(Data items)

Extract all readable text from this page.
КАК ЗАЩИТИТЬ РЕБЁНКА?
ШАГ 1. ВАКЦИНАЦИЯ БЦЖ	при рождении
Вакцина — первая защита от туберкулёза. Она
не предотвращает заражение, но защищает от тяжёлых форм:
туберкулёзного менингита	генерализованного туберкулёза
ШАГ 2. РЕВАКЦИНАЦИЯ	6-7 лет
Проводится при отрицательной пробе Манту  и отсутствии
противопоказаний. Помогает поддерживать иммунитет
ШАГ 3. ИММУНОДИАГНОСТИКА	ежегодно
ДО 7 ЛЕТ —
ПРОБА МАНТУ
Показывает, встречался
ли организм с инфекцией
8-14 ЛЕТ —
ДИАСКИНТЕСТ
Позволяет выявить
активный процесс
--
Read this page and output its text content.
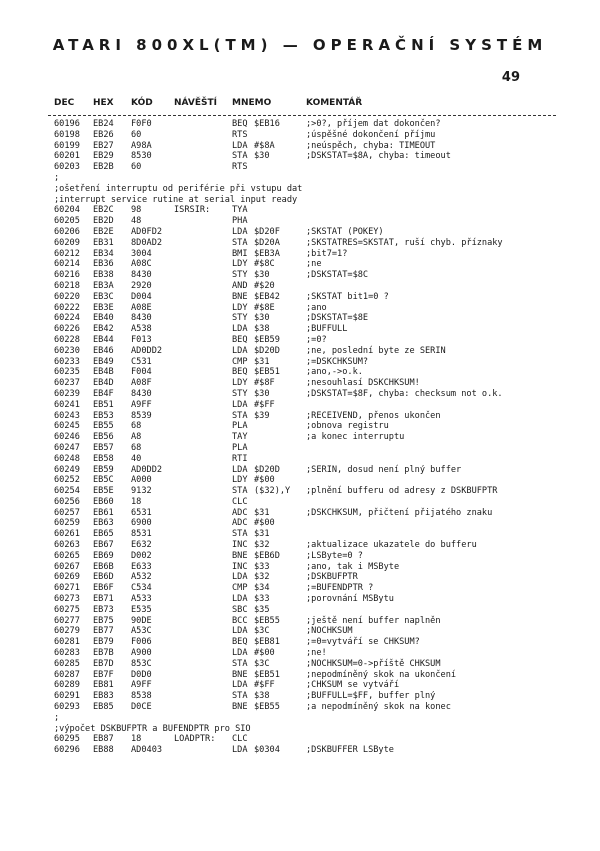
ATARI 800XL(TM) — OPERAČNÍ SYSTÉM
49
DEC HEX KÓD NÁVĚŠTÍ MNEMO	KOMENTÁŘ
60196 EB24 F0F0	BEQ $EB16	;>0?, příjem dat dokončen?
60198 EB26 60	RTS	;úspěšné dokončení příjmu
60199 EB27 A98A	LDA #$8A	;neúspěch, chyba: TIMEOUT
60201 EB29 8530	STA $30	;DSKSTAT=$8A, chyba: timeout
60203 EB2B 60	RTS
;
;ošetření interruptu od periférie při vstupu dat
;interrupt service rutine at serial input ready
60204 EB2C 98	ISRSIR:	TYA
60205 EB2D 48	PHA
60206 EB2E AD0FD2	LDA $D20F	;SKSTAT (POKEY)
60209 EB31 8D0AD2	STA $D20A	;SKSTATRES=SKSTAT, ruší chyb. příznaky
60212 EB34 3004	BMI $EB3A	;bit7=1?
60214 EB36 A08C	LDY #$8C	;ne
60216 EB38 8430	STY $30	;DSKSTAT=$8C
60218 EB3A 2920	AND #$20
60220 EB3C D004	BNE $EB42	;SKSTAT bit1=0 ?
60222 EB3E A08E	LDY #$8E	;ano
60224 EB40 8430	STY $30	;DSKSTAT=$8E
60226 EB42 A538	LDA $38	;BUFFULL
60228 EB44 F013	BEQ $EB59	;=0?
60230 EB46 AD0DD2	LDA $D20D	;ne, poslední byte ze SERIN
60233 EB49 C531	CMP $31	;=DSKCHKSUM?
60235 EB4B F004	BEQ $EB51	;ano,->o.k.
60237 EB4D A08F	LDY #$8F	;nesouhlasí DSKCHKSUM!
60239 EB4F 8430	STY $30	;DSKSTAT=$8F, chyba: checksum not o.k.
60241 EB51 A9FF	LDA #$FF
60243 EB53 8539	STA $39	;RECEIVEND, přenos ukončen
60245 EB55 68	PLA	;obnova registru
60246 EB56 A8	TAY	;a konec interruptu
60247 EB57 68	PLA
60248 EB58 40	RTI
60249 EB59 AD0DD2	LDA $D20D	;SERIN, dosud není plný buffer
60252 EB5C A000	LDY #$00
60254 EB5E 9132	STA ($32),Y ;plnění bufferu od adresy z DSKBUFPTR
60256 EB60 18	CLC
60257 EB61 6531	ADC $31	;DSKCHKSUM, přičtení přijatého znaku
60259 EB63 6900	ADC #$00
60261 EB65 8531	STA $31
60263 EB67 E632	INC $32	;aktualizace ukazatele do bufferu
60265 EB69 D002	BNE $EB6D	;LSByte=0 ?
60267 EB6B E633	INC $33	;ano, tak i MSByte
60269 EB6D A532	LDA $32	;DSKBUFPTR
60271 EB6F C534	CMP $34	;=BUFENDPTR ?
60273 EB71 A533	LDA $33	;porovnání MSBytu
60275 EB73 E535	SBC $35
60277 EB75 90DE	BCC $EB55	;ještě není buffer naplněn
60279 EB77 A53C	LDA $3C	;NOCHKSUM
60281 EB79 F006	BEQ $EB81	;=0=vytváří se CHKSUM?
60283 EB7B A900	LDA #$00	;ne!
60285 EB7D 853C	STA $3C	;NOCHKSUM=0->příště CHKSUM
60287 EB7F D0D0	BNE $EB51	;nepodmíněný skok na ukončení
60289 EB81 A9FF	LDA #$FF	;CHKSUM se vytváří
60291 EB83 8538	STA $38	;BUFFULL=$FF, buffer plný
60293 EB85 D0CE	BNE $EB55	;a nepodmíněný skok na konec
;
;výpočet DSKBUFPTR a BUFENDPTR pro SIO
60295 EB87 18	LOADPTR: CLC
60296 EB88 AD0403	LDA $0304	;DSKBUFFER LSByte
...
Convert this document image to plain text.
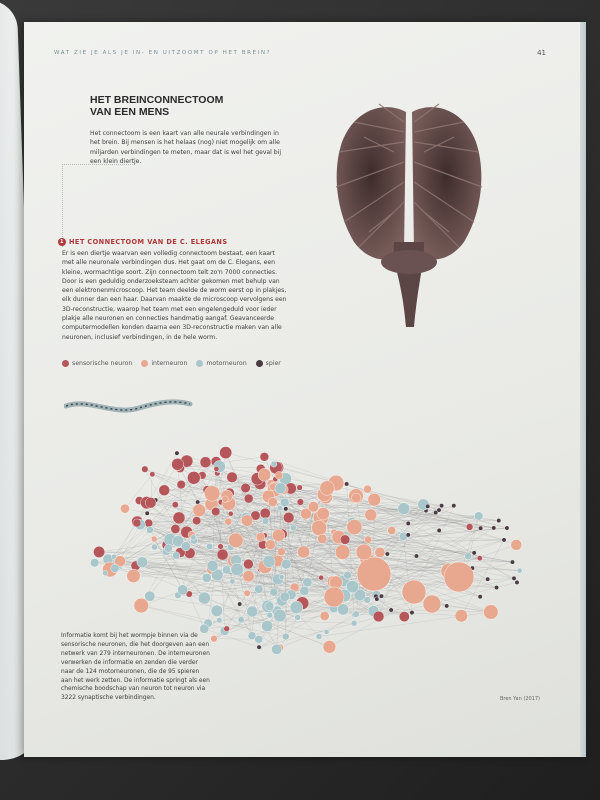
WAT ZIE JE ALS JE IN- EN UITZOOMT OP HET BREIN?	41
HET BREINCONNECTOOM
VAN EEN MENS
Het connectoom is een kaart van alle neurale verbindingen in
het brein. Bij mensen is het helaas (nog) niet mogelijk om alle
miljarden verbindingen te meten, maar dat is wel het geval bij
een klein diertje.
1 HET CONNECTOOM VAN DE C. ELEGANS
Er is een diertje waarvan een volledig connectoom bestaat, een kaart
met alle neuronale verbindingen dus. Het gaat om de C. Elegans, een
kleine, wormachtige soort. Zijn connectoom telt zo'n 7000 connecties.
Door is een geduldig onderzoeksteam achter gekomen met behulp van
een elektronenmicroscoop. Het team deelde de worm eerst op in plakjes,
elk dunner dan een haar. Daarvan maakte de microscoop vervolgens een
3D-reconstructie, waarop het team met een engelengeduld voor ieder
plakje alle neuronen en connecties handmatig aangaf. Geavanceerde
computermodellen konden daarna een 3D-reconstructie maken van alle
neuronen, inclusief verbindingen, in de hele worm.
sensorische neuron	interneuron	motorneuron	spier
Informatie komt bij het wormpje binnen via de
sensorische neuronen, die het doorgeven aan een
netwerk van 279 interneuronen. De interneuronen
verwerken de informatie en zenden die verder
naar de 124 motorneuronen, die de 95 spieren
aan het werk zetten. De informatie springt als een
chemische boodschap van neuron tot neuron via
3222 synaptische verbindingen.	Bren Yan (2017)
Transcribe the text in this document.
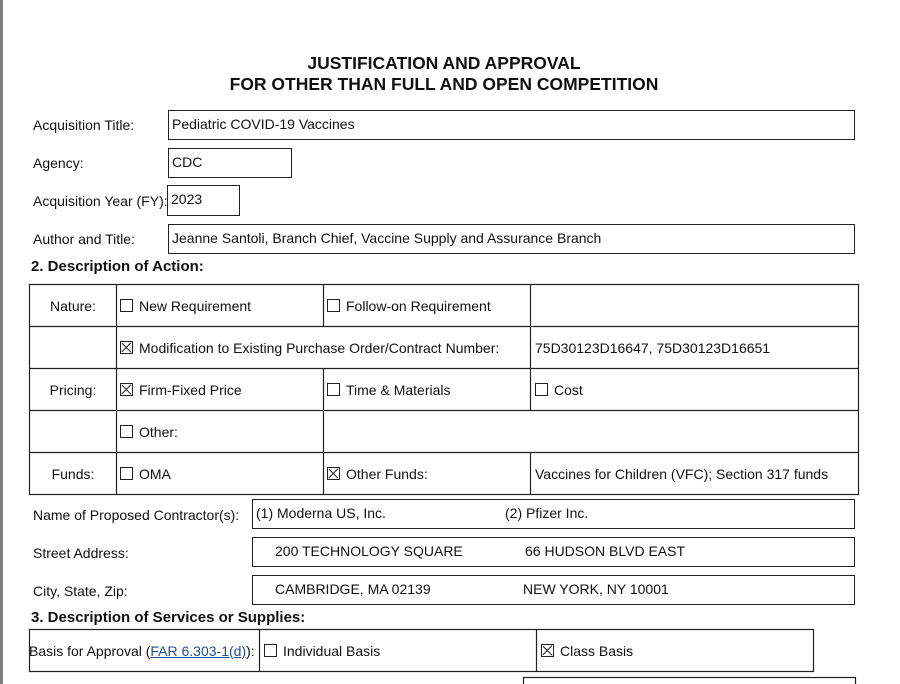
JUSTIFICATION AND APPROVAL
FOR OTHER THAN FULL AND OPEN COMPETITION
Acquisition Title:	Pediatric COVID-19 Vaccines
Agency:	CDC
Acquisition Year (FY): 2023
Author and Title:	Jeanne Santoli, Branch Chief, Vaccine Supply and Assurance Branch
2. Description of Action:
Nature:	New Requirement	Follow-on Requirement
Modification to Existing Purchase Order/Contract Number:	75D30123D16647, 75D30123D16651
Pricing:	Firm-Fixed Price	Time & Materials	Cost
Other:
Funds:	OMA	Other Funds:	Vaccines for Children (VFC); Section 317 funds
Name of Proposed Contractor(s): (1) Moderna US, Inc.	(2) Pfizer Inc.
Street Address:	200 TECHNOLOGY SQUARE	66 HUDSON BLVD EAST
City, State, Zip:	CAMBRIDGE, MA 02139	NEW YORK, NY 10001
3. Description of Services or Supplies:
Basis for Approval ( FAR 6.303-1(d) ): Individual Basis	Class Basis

**Objective**. Extract, from the listing above, every line where the string "Title" occurs.

**Final result**.
Acquisition Title:	Pediatric COVID-19 Vaccines
Author and Title:	Jeanne Santoli, Branch Chief, Vaccine Supply and Assurance Branch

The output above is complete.